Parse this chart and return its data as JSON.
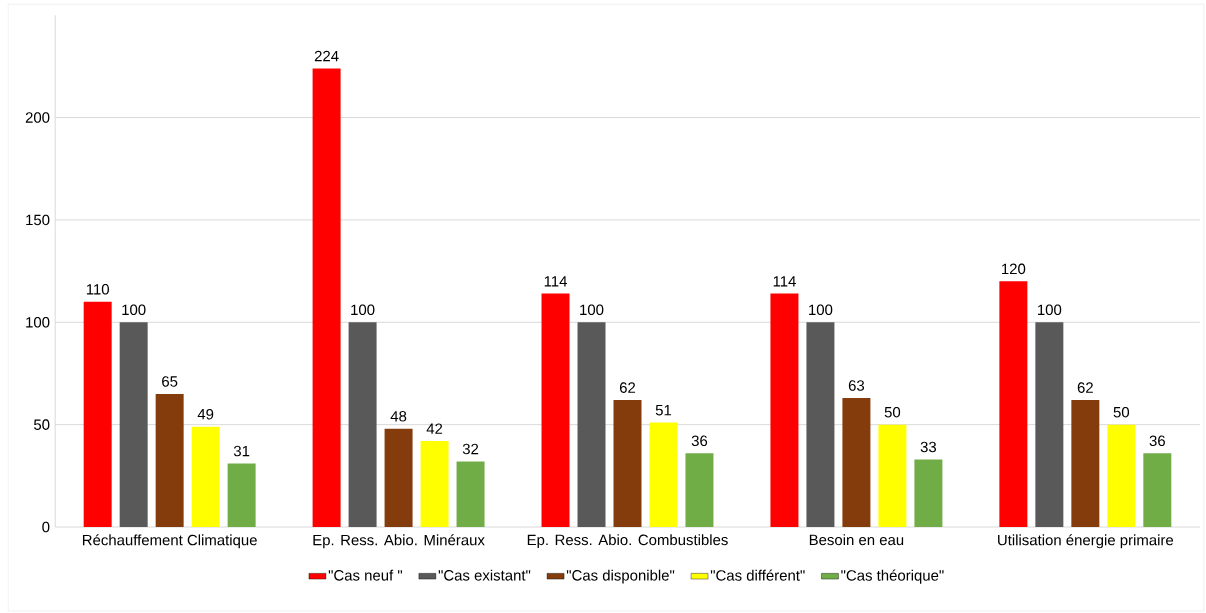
{
  "chart_data": {
    "type": "bar",
    "categories": [
      "Réchauffement  Climatique",
      "Ep. Ress. Abio. Minéraux",
      "Ep. Ress. Abio. Combustibles",
      "Besoin en eau",
      "Utilisation énergie primaire"
    ],
    "series": [
      {
        "name": "\"Cas neuf \"",
        "color": "#ff0000",
        "values": [
          110,
          224,
          114,
          114,
          120
        ]
      },
      {
        "name": "\"Cas existant\"",
        "color": "#595959",
        "values": [
          100,
          100,
          100,
          100,
          100
        ]
      },
      {
        "name": "\"Cas disponible\"",
        "color": "#843c0c",
        "values": [
          65,
          48,
          62,
          63,
          62
        ]
      },
      {
        "name": "\"Cas différent\"",
        "color": "#ffff00",
        "values": [
          49,
          42,
          51,
          50,
          50
        ]
      },
      {
        "name": "\"Cas théorique\"",
        "color": "#70ad47",
        "values": [
          31,
          32,
          36,
          33,
          36
        ]
      }
    ],
    "ylim": [
      0,
      250
    ],
    "yticks": [
      0,
      50,
      100,
      150,
      200
    ],
    "grid": "y",
    "legend": "bottom",
    "data_labels": true
  }
}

-=-=-=-=-

● Given exercise
Gather every line from the listing above in which "Abio" appears, and copy those lines.

● Reply to the task
      "Ep. Ress. Abio. Minéraux",
      "Ep. Ress. Abio. Combustibles",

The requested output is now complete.